**THE INPUT:**
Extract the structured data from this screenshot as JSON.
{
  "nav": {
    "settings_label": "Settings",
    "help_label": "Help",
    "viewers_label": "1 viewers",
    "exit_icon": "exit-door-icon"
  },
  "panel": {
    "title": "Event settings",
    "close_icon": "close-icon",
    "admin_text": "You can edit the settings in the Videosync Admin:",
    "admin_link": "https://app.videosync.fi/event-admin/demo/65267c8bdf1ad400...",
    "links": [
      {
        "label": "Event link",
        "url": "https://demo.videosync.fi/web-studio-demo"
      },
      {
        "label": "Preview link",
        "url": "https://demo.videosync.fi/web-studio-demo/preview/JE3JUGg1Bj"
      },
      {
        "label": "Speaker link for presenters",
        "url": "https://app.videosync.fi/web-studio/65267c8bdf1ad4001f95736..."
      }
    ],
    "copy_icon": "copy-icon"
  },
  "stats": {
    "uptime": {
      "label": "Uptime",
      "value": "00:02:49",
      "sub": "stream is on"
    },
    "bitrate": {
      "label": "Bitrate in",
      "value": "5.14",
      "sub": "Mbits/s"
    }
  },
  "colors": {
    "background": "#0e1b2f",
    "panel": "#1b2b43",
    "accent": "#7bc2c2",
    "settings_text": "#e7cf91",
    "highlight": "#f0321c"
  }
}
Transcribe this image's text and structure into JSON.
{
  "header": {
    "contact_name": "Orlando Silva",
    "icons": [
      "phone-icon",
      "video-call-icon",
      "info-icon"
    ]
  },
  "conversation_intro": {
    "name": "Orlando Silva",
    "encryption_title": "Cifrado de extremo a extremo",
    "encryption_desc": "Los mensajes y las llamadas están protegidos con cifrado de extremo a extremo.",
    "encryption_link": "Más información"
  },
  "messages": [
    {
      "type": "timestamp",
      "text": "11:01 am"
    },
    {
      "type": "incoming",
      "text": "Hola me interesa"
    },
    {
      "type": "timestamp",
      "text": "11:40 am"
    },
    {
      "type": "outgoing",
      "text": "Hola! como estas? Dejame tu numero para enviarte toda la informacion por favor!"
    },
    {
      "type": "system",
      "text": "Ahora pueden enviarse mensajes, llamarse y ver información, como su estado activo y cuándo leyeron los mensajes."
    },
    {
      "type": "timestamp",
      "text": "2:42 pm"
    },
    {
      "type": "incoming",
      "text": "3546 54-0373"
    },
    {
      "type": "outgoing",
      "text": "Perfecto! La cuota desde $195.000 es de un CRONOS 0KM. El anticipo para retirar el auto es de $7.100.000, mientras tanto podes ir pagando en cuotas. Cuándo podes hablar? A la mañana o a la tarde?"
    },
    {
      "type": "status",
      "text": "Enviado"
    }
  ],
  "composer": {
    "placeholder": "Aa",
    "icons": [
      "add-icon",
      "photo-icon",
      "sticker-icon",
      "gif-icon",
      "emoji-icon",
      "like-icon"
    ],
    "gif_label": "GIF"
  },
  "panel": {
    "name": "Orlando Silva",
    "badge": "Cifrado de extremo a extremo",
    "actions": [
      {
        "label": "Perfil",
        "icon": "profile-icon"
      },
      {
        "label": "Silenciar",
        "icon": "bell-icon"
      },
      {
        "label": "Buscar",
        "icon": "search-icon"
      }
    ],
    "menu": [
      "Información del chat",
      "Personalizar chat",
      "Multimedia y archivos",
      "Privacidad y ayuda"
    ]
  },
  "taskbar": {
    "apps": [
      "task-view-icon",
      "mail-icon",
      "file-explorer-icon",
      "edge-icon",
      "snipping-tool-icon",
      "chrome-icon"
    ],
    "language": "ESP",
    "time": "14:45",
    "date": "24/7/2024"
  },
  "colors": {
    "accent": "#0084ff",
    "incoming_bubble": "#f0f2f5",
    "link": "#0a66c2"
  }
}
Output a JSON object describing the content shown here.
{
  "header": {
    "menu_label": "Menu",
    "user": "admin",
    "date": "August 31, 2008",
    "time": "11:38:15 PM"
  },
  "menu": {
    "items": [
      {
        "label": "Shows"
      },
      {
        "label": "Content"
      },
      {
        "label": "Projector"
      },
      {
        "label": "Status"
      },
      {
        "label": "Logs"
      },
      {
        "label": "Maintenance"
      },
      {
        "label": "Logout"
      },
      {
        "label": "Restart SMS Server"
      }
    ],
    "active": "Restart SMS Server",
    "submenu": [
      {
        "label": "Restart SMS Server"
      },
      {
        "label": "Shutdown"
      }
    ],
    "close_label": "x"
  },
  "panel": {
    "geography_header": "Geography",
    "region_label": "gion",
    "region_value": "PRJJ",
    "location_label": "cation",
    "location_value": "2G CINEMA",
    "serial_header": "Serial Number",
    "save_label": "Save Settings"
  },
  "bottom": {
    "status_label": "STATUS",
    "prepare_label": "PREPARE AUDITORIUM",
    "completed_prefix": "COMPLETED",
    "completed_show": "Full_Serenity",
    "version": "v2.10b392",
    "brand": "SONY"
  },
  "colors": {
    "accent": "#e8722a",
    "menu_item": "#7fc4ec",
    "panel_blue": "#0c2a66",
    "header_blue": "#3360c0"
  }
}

**WHAT THIS TASK INVOLVES:** Reproduce every record above exactly as it appears.

**ANSWER IN FULL:**
Extract the structured data from this screenshot as JSON.
{
  "nav": {
    "settings_label": "Settings",
    "help_label": "Help",
    "viewers_label": "1 viewers",
    "exit_icon": "exit-door-icon"
  },
  "panel": {
    "title": "Event settings",
    "close_icon": "close-icon",
    "admin_text": "You can edit the settings in the Videosync Admin:",
    "admin_link": "https://app.videosync.fi/event-admin/demo/65267c8bdf1ad400...",
    "links": [
      {
        "label": "Event link",
        "url": "https://demo.videosync.fi/web-studio-demo"
      },
      {
        "label": "Preview link",
        "url": "https://demo.videosync.fi/web-studio-demo/preview/JE3JUGg1Bj"
      },
      {
        "label": "Speaker link for presenters",
        "url": "https://app.videosync.fi/web-studio/65267c8bdf1ad4001f95736..."
      }
    ],
    "copy_icon": "copy-icon"
  },
  "stats": {
    "uptime": {
      "label": "Uptime",
      "value": "00:02:49",
      "sub": "stream is on"
    },
    "bitrate": {
      "label": "Bitrate in",
      "value": "5.14",
      "sub": "Mbits/s"
    }
  },
  "colors": {
    "background": "#0e1b2f",
    "panel": "#1b2b43",
    "accent": "#7bc2c2",
    "settings_text": "#e7cf91",
    "highlight": "#f0321c"
  }
}
Transcribe this image's text and structure into JSON.
{
  "header": {
    "contact_name": "Orlando Silva",
    "icons": [
      "phone-icon",
      "video-call-icon",
      "info-icon"
    ]
  },
  "conversation_intro": {
    "name": "Orlando Silva",
    "encryption_title": "Cifrado de extremo a extremo",
    "encryption_desc": "Los mensajes y las llamadas están protegidos con cifrado de extremo a extremo.",
    "encryption_link": "Más información"
  },
  "messages": [
    {
      "type": "timestamp",
      "text": "11:01 am"
    },
    {
      "type": "incoming",
      "text": "Hola me interesa"
    },
    {
      "type": "timestamp",
      "text": "11:40 am"
    },
    {
      "type": "outgoing",
      "text": "Hola! como estas? Dejame tu numero para enviarte toda la informacion por favor!"
    },
    {
      "type": "system",
      "text": "Ahora pueden enviarse mensajes, llamarse y ver información, como su estado activo y cuándo leyeron los mensajes."
    },
    {
      "type": "timestamp",
      "text": "2:42 pm"
    },
    {
      "type": "incoming",
      "text": "3546 54-0373"
    },
    {
      "type": "outgoing",
      "text": "Perfecto! La cuota desde $195.000 es de un CRONOS 0KM. El anticipo para retirar el auto es de $7.100.000, mientras tanto podes ir pagando en cuotas. Cuándo podes hablar? A la mañana o a la tarde?"
    },
    {
      "type": "status",
      "text": "Enviado"
    }
  ],
  "composer": {
    "placeholder": "Aa",
    "icons": [
      "add-icon",
      "photo-icon",
      "sticker-icon",
      "gif-icon",
      "emoji-icon",
      "like-icon"
    ],
    "gif_label": "GIF"
  },
  "panel": {
    "name": "Orlando Silva",
    "badge": "Cifrado de extremo a extremo",
    "actions": [
      {
        "label": "Perfil",
        "icon": "profile-icon"
      },
      {
        "label": "Silenciar",
        "icon": "bell-icon"
      },
      {
        "label": "Buscar",
        "icon": "search-icon"
      }
    ],
    "menu": [
      "Información del chat",
      "Personalizar chat",
      "Multimedia y archivos",
      "Privacidad y ayuda"
    ]
  },
  "taskbar": {
    "apps": [
      "task-view-icon",
      "mail-icon",
      "file-explorer-icon",
      "edge-icon",
      "snipping-tool-icon",
      "chrome-icon"
    ],
    "language": "ESP",
    "time": "14:45",
    "date": "24/7/2024"
  },
  "colors": {
    "accent": "#0084ff",
    "incoming_bubble": "#f0f2f5",
    "link": "#0a66c2"
  }
}
Output a JSON object describing the content shown here.
{
  "header": {
    "menu_label": "Menu",
    "user": "admin",
    "date": "August 31, 2008",
    "time": "11:38:15 PM"
  },
  "menu": {
    "items": [
      {
        "label": "Shows"
      },
      {
        "label": "Content"
      },
      {
        "label": "Projector"
      },
      {
        "label": "Status"
      },
      {
        "label": "Logs"
      },
      {
        "label": "Maintenance"
      },
      {
        "label": "Logout"
      },
      {
        "label": "Restart SMS Server"
      }
    ],
    "active": "Restart SMS Server",
    "submenu": [
      {
        "label": "Restart SMS Server"
      },
      {
        "label": "Shutdown"
      }
    ],
    "close_label": "x"
  },
  "panel": {
    "geography_header": "Geography",
    "region_label": "gion",
    "region_value": "PRJJ",
    "location_label": "cation",
    "location_value": "2G CINEMA",
    "serial_header": "Serial Number",
    "save_label": "Save Settings"
  },
  "bottom": {
    "status_label": "STATUS",
    "prepare_label": "PREPARE AUDITORIUM",
    "completed_prefix": "COMPLETED",
    "completed_show": "Full_Serenity",
    "version": "v2.10b392",
    "brand": "SONY"
  },
  "colors": {
    "accent": "#e8722a",
    "menu_item": "#7fc4ec",
    "panel_blue": "#0c2a66",
    "header_blue": "#3360c0"
  }
}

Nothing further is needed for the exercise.